__Challenge__: Repeat the entries that follow verbatim, without any of their pictures.

__Source material__:
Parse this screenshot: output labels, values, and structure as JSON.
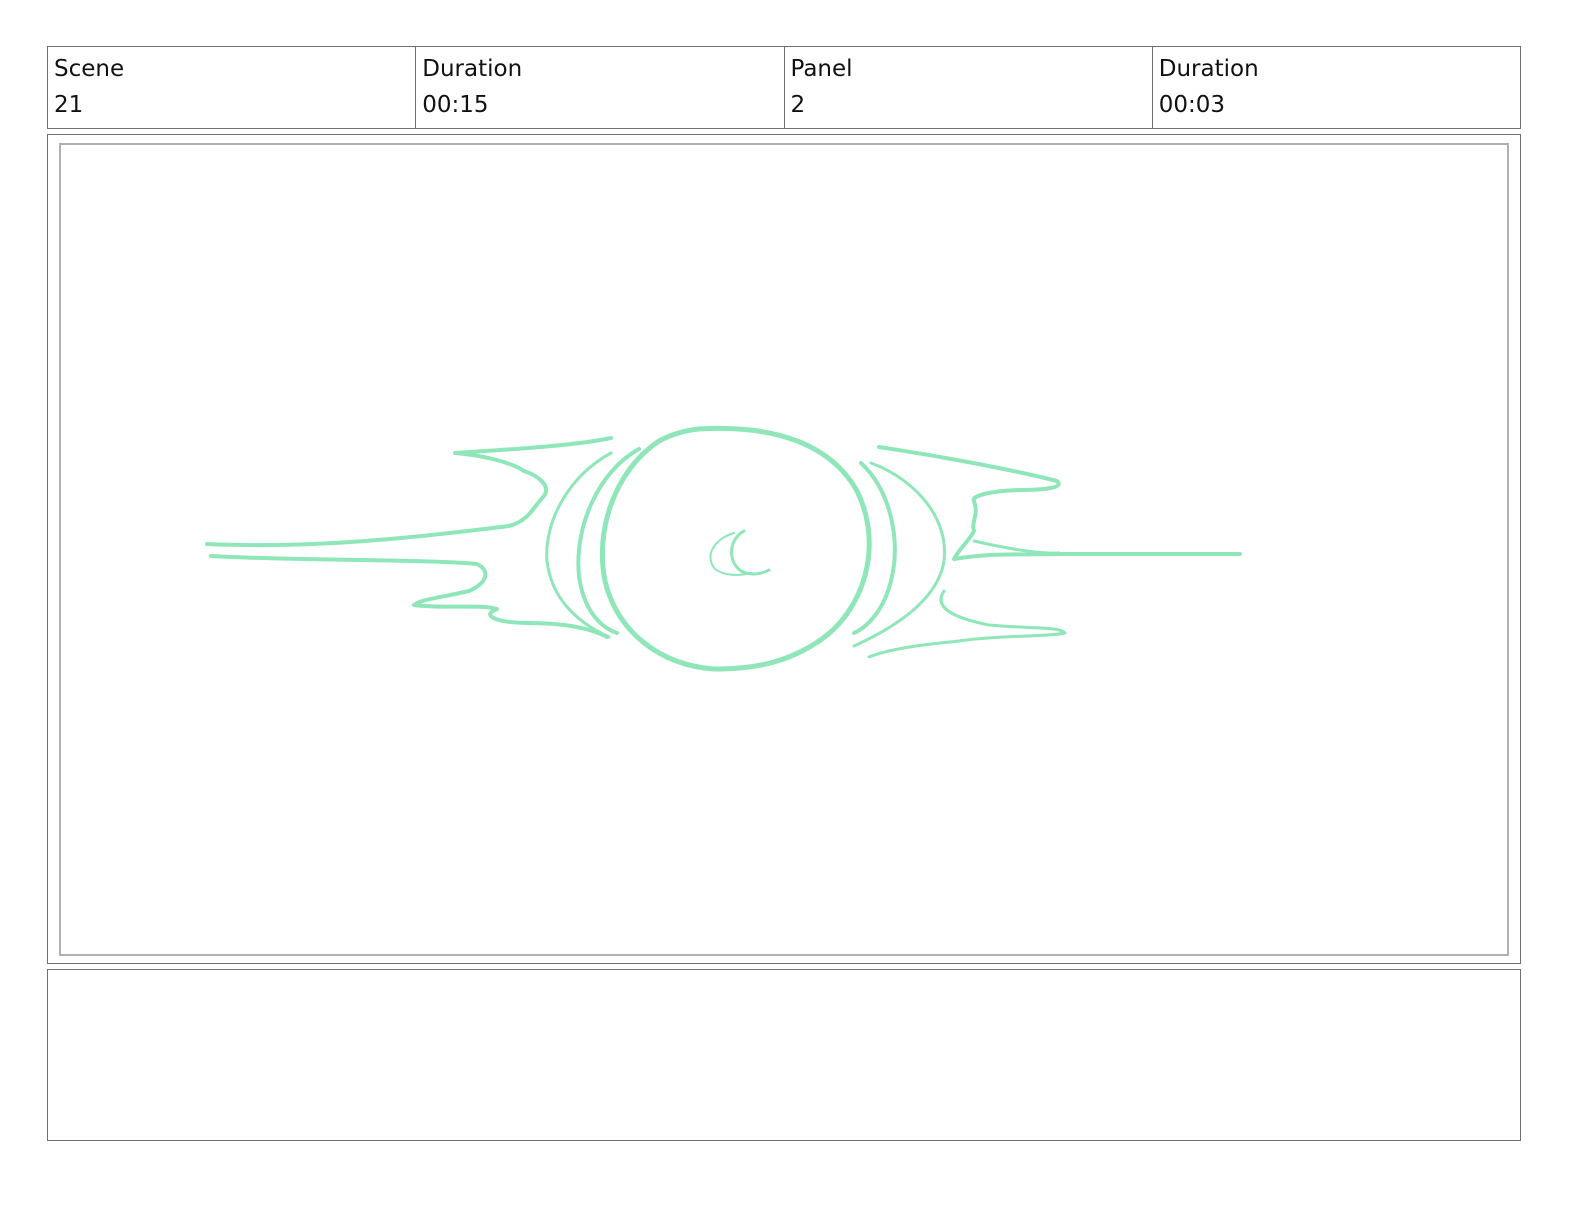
{
  "header": {
    "scene_label": "Scene",
    "scene_value": "21",
    "scene_duration_label": "Duration",
    "scene_duration_value": "00:15",
    "panel_label": "Panel",
    "panel_value": "2",
    "panel_duration_label": "Duration",
    "panel_duration_value": "00:03"
  },
  "sketch": {
    "stroke_color": "#8fe6b8",
    "subject": "eye-sketch-icon"
  },
  "notes": {
    "text": ""
  }
}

__Solution to this task__:
Parse this screenshot: output labels, values, and structure as JSON.
{
  "header": {
    "scene_label": "Scene",
    "scene_value": "21",
    "scene_duration_label": "Duration",
    "scene_duration_value": "00:15",
    "panel_label": "Panel",
    "panel_value": "2",
    "panel_duration_label": "Duration",
    "panel_duration_value": "00:03"
  },
  "sketch": {
    "stroke_color": "#8fe6b8",
    "subject": "eye-sketch-icon"
  },
  "notes": {
    "text": ""
  }
}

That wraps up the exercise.